## begin Excerpted records

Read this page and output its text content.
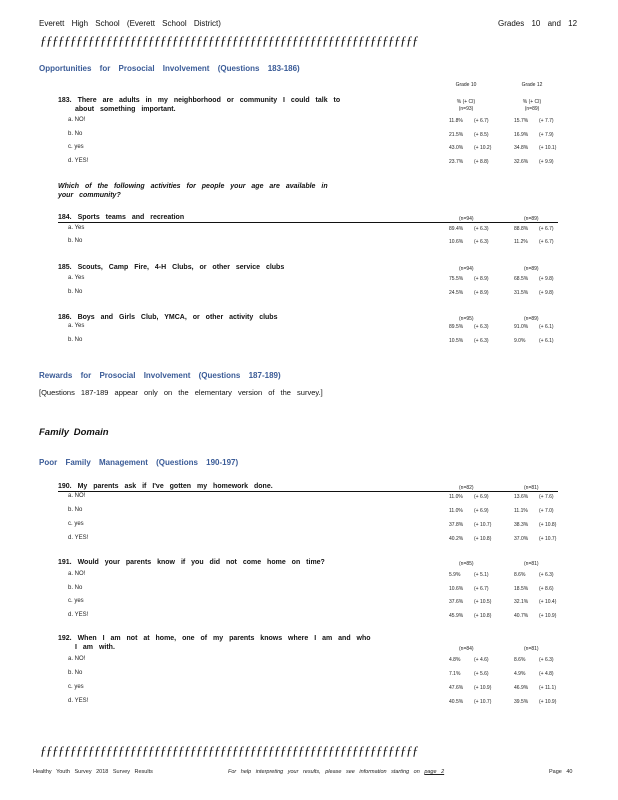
Everett High School (Everett School District)	Grades 10 and 12
ƒƒƒƒƒƒƒƒƒƒƒƒƒƒƒƒƒƒƒƒƒƒƒƒƒƒƒƒƒƒƒƒƒƒƒƒƒƒƒƒƒƒƒƒƒƒƒƒƒƒƒƒƒƒƒƒƒƒƒƒƒƒƒ
Opportunities for Prosocial Involvement (Questions 183-186)
Grade 10	Grade 12
% (+ CI)
(n=93)
% (+ CI)
(n=89)
183. There are adults in my neighborhood or community I could talk to
about something important.
a. NO!	11.8% (+ 6.7)	15.7% (+ 7.7)
b. No	21.5% (+ 8.5)	16.9% (+ 7.9)
c. yes	43.0% (+ 10.2)	34.8% (+ 10.1)
d. YES!	23.7% (+ 8.8)	32.6% (+ 9.9)
Which of the following activities for people your age are available in
your community?
184. Sports teams and recreation	(n=94)	(n=89)
a. Yes	89.4% (+ 6.3)	88.8% (+ 6.7)
b. No	10.6% (+ 6.3)	11.2% (+ 6.7)
185. Scouts, Camp Fire, 4-H Clubs, or other service clubs	(n=94)	(n=89)
a. Yes	75.5% (+ 8.9)	68.5% (+ 9.8)
b. No	24.5% (+ 8.9)	31.5% (+ 9.8)
186. Boys and Girls Club, YMCA, or other activity clubs	(n=95)	(n=89)
a. Yes	89.5% (+ 6.3)	91.0% (+ 6.1)
b. No	10.5% (+ 6.3)	9.0%	(+ 6.1)
Rewards for Prosocial Involvement (Questions 187-189)
[Questions 187-189 appear only on the elementary version of the survey.]
Family Domain
Poor Family Management (Questions 190-197)
190. My parents ask if I've gotten my homework done.	(n=82)	(n=81)
a. NO!	11.0% (+ 6.9)	13.6% (+ 7.6)
b. No	11.0% (+ 6.9)	11.1% (+ 7.0)
c. yes	37.8% (+ 10.7)	38.3% (+ 10.8)
d. YES!	40.2% (+ 10.8)	37.0% (+ 10.7)
191. Would your parents know if you did not come home on time?	(n=85)	(n=81)
a. NO!	5.9%	(+ 5.1)	8.6%	(+ 6.3)
b. No	10.6% (+ 6.7)	18.5% (+ 8.6)
c. yes	37.6% (+ 10.5)	32.1% (+ 10.4)
d. YES!	45.9% (+ 10.8)	40.7% (+ 10.9)
192. When I am not at home, one of my parents knows where I am and who
I am with.	(n=84)	(n=81)
a. NO!	4.8%	(+ 4.6)	8.6%	(+ 6.3)
b. No	7.1%	(+ 5.6)	4.9%	(+ 4.8)
c. yes	47.6% (+ 10.9)	46.9% (+ 11.1)
d. YES!	40.5% (+ 10.7)	39.5% (+ 10.9)
ƒƒƒƒƒƒƒƒƒƒƒƒƒƒƒƒƒƒƒƒƒƒƒƒƒƒƒƒƒƒƒƒƒƒƒƒƒƒƒƒƒƒƒƒƒƒƒƒƒƒƒƒƒƒƒƒƒƒƒƒƒƒƒ
Healthy Youth Survey 2018 Survey Results	For help interpreting your results, please see information starting on page 2	Page 40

## end Excerpted records

> _Short problem_: Make an exact copy of every record, pictures excluded.

> _Solution for this task_:
Read this page and output its text content.
Everett High School (Everett School District)	Grades 10 and 12
ƒƒƒƒƒƒƒƒƒƒƒƒƒƒƒƒƒƒƒƒƒƒƒƒƒƒƒƒƒƒƒƒƒƒƒƒƒƒƒƒƒƒƒƒƒƒƒƒƒƒƒƒƒƒƒƒƒƒƒƒƒƒƒ
Opportunities for Prosocial Involvement (Questions 183-186)
Grade 10	Grade 12
% (+ CI)
(n=93)
% (+ CI)
(n=89)
183. There are adults in my neighborhood or community I could talk to
about something important.
a. NO!	11.8% (+ 6.7)	15.7% (+ 7.7)
b. No	21.5% (+ 8.5)	16.9% (+ 7.9)
c. yes	43.0% (+ 10.2)	34.8% (+ 10.1)
d. YES!	23.7% (+ 8.8)	32.6% (+ 9.9)
Which of the following activities for people your age are available in
your community?
184. Sports teams and recreation	(n=94)	(n=89)
a. Yes	89.4% (+ 6.3)	88.8% (+ 6.7)
b. No	10.6% (+ 6.3)	11.2% (+ 6.7)
185. Scouts, Camp Fire, 4-H Clubs, or other service clubs	(n=94)	(n=89)
a. Yes	75.5% (+ 8.9)	68.5% (+ 9.8)
b. No	24.5% (+ 8.9)	31.5% (+ 9.8)
186. Boys and Girls Club, YMCA, or other activity clubs	(n=95)	(n=89)
a. Yes	89.5% (+ 6.3)	91.0% (+ 6.1)
b. No	10.5% (+ 6.3)	9.0%	(+ 6.1)
Rewards for Prosocial Involvement (Questions 187-189)
[Questions 187-189 appear only on the elementary version of the survey.]
Family Domain
Poor Family Management (Questions 190-197)
190. My parents ask if I've gotten my homework done.	(n=82)	(n=81)
a. NO!	11.0% (+ 6.9)	13.6% (+ 7.6)
b. No	11.0% (+ 6.9)	11.1% (+ 7.0)
c. yes	37.8% (+ 10.7)	38.3% (+ 10.8)
d. YES!	40.2% (+ 10.8)	37.0% (+ 10.7)
191. Would your parents know if you did not come home on time?	(n=85)	(n=81)
a. NO!	5.9%	(+ 5.1)	8.6%	(+ 6.3)
b. No	10.6% (+ 6.7)	18.5% (+ 8.6)
c. yes	37.6% (+ 10.5)	32.1% (+ 10.4)
d. YES!	45.9% (+ 10.8)	40.7% (+ 10.9)
192. When I am not at home, one of my parents knows where I am and who
I am with.	(n=84)	(n=81)
a. NO!	4.8%	(+ 4.6)	8.6%	(+ 6.3)
b. No	7.1%	(+ 5.6)	4.9%	(+ 4.8)
c. yes	47.6% (+ 10.9)	46.9% (+ 11.1)
d. YES!	40.5% (+ 10.7)	39.5% (+ 10.9)
ƒƒƒƒƒƒƒƒƒƒƒƒƒƒƒƒƒƒƒƒƒƒƒƒƒƒƒƒƒƒƒƒƒƒƒƒƒƒƒƒƒƒƒƒƒƒƒƒƒƒƒƒƒƒƒƒƒƒƒƒƒƒƒ
Healthy Youth Survey 2018 Survey Results	For help interpreting your results, please see information starting on page 2	Page 40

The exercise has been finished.